### Directive
Search the material below for the word "What" and copy every line in which it occurs.
begin
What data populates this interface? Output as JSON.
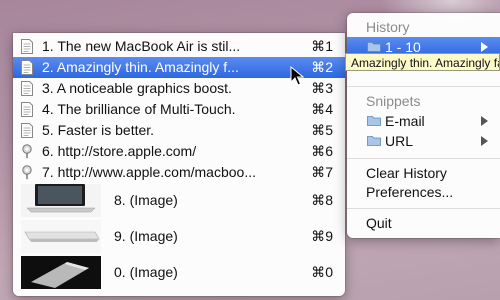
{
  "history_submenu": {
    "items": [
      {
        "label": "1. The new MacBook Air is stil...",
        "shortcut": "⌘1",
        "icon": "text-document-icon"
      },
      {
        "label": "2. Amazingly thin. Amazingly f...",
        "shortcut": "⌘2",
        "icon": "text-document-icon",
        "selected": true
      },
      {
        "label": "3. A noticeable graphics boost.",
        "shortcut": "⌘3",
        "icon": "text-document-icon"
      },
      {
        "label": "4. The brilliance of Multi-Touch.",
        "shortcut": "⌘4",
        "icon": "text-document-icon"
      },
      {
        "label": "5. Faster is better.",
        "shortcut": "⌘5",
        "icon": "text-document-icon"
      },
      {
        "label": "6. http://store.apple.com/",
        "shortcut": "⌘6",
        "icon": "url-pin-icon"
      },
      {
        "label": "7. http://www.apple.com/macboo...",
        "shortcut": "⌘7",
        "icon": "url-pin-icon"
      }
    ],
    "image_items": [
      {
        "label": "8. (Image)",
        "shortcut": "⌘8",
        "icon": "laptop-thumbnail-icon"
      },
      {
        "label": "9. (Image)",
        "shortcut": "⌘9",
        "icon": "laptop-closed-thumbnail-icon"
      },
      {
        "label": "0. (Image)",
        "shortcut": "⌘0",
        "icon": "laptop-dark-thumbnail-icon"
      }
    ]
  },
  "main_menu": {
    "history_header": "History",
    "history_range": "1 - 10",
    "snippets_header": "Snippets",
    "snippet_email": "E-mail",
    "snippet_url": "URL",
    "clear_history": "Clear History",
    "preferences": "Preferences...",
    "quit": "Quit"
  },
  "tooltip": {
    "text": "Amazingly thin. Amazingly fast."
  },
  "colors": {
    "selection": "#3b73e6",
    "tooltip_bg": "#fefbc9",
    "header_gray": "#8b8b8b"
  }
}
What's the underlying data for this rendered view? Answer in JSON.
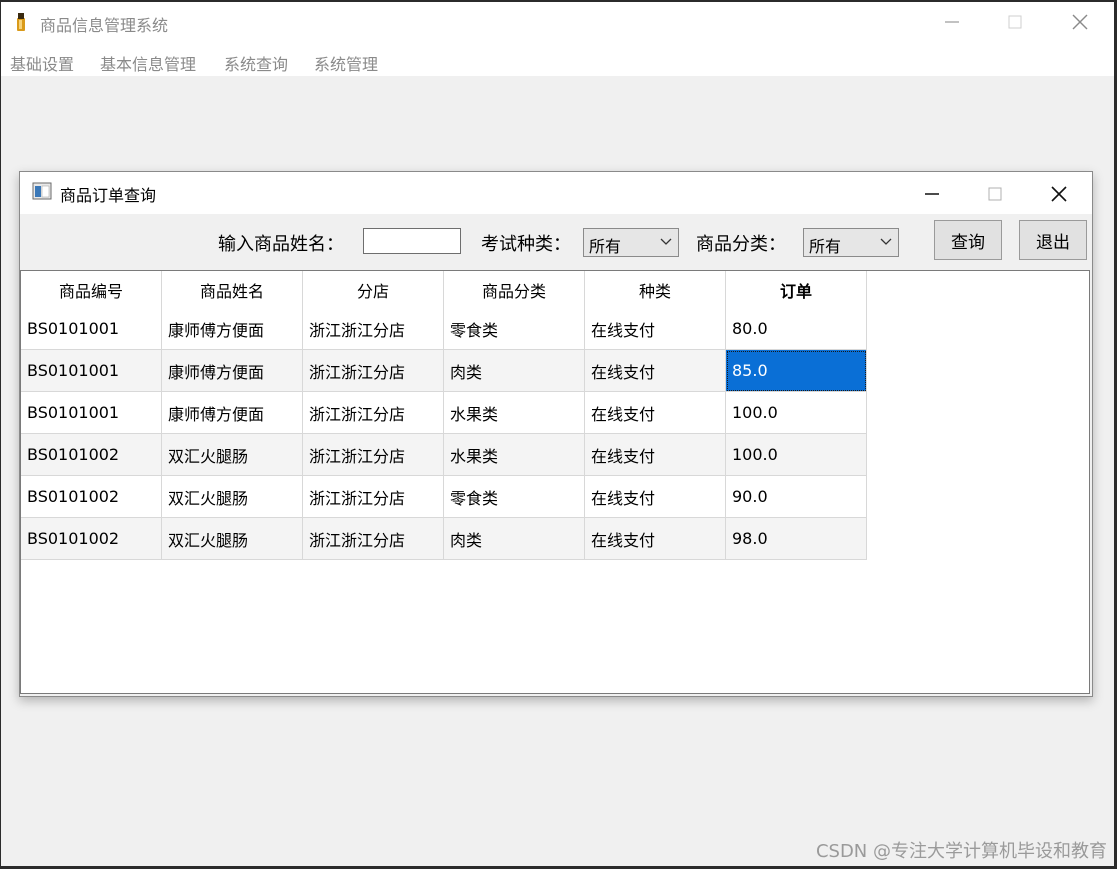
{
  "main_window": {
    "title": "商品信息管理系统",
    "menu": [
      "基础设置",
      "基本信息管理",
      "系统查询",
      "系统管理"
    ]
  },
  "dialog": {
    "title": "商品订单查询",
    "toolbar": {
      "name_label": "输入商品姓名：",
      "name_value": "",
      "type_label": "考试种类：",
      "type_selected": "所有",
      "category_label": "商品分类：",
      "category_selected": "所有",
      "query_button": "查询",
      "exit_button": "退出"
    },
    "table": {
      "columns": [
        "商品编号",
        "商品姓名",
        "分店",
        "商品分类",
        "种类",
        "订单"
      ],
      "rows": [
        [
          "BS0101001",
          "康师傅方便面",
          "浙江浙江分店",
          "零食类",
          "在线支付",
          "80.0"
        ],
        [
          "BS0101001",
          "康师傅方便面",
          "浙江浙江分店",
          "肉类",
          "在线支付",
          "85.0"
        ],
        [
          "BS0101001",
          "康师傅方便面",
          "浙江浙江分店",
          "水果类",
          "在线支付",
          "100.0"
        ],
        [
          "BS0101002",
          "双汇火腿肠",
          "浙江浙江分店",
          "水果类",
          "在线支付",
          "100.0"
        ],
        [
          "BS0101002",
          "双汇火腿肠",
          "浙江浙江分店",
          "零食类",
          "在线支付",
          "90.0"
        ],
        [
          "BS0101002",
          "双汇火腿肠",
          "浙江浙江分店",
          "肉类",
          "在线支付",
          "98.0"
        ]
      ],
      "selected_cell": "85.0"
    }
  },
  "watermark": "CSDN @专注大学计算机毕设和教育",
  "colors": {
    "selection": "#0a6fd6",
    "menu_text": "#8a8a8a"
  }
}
end
begin
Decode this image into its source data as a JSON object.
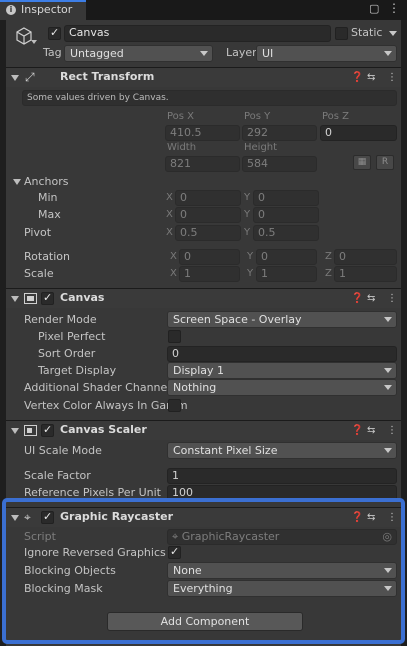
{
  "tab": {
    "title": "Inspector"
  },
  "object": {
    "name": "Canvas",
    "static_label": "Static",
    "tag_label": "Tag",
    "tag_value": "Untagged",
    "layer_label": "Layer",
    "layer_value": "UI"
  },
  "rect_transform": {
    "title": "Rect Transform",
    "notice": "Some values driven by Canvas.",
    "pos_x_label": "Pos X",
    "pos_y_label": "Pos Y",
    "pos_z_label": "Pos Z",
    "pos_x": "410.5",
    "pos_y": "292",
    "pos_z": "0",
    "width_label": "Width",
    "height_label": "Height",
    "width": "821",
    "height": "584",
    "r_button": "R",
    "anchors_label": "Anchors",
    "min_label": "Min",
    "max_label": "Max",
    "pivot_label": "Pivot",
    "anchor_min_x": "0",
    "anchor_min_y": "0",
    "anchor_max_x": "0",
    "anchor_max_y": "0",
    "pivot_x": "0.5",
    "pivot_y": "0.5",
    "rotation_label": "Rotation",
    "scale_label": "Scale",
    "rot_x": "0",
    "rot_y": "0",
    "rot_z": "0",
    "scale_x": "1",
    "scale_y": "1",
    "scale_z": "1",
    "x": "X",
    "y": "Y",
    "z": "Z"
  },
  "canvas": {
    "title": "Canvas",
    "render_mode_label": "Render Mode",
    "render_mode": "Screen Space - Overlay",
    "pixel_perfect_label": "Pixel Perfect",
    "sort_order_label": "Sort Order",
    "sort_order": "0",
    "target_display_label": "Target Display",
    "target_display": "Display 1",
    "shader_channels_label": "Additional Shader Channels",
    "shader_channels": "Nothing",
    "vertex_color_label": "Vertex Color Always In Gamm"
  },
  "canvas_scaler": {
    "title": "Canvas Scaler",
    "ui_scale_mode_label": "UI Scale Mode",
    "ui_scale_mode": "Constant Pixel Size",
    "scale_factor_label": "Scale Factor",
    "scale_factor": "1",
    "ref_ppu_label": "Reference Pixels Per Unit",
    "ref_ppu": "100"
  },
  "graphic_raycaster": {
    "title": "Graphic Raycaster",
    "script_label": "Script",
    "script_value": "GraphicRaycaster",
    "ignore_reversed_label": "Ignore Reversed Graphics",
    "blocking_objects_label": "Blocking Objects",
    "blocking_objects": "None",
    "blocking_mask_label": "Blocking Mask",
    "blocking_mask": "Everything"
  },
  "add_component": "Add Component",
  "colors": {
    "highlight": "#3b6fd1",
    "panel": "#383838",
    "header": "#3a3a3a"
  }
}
end
### Answer to the task
What data populates this interface? Output as JSON.
What's the underlying data for this rendered view? Answer in JSON.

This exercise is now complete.